Written instruction
Reproduce exactly the lines from the line containing "Convert this document image to plain text." through the end of the records below, including both ends, and nothing else.

++++ Dataset extract

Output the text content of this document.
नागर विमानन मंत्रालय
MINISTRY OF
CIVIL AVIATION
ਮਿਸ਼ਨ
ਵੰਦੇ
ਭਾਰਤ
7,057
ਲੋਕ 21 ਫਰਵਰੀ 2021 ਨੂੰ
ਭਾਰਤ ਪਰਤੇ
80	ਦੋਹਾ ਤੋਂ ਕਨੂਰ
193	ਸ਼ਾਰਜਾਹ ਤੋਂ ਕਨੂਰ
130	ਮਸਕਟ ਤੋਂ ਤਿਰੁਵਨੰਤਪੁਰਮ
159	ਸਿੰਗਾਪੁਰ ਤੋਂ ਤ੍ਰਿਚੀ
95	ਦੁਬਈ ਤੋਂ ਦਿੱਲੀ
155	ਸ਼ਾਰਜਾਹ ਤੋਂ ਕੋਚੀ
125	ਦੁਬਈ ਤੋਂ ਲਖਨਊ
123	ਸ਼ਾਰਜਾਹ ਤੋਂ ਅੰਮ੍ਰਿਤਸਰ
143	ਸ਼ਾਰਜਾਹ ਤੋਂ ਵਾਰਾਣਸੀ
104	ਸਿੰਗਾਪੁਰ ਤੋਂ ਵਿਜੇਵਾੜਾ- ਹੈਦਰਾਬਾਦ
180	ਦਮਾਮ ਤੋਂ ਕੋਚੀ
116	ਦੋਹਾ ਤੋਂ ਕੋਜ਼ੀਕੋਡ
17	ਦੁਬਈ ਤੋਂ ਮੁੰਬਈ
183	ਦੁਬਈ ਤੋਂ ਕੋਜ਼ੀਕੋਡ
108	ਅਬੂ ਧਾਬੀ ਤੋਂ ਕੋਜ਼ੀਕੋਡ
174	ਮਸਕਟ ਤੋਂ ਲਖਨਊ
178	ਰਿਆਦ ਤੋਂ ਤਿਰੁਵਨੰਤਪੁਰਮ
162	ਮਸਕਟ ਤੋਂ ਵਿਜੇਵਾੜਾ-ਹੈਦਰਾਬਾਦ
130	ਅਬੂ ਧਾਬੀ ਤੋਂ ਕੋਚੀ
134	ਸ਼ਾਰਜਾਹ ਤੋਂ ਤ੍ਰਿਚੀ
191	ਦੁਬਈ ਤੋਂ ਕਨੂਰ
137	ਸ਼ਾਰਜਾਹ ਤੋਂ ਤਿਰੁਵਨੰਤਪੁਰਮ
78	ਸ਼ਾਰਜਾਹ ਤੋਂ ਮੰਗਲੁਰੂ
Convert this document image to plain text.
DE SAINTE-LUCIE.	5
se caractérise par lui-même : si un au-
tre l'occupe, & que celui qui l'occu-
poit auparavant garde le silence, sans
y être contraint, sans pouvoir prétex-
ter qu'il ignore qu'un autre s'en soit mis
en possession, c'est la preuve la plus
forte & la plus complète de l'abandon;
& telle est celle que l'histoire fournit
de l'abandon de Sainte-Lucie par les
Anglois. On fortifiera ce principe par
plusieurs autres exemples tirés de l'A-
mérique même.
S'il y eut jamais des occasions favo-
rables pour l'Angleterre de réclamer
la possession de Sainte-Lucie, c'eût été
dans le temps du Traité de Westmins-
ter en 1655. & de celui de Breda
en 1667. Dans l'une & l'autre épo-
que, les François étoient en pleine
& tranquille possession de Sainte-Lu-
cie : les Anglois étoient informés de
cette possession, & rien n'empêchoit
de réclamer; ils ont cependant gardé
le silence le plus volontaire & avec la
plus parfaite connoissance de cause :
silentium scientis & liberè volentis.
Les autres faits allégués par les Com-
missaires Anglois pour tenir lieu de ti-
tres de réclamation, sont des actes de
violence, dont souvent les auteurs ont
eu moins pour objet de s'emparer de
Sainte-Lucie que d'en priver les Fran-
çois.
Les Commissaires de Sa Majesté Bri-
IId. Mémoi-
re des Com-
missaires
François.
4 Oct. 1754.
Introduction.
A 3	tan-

++++++++

Reply to the exercise
Convert this document image to plain text.
DE SAINTE-LUCIE.	5
se caractérise par lui-même : si un au-
tre l'occupe, & que celui qui l'occu-
poit auparavant garde le silence, sans
y être contraint, sans pouvoir prétex-
ter qu'il ignore qu'un autre s'en soit mis
en possession, c'est la preuve la plus
forte & la plus complète de l'abandon;
& telle est celle que l'histoire fournit
de l'abandon de Sainte-Lucie par les
Anglois. On fortifiera ce principe par
plusieurs autres exemples tirés de l'A-
mérique même.
S'il y eut jamais des occasions favo-
rables pour l'Angleterre de réclamer
la possession de Sainte-Lucie, c'eût été
dans le temps du Traité de Westmins-
ter en 1655. & de celui de Breda
en 1667. Dans l'une & l'autre épo-
que, les François étoient en pleine
& tranquille possession de Sainte-Lu-
cie : les Anglois étoient informés de
cette possession, & rien n'empêchoit
de réclamer; ils ont cependant gardé
le silence le plus volontaire & avec la
plus parfaite connoissance de cause :
silentium scientis & liberè volentis.
Les autres faits allégués par les Com-
missaires Anglois pour tenir lieu de ti-
tres de réclamation, sont des actes de
violence, dont souvent les auteurs ont
eu moins pour objet de s'emparer de
Sainte-Lucie que d'en priver les Fran-
çois.
Les Commissaires de Sa Majesté Bri-
IId. Mémoi-
re des Com-
missaires
François.
4 Oct. 1754.
Introduction.
A 3	tan-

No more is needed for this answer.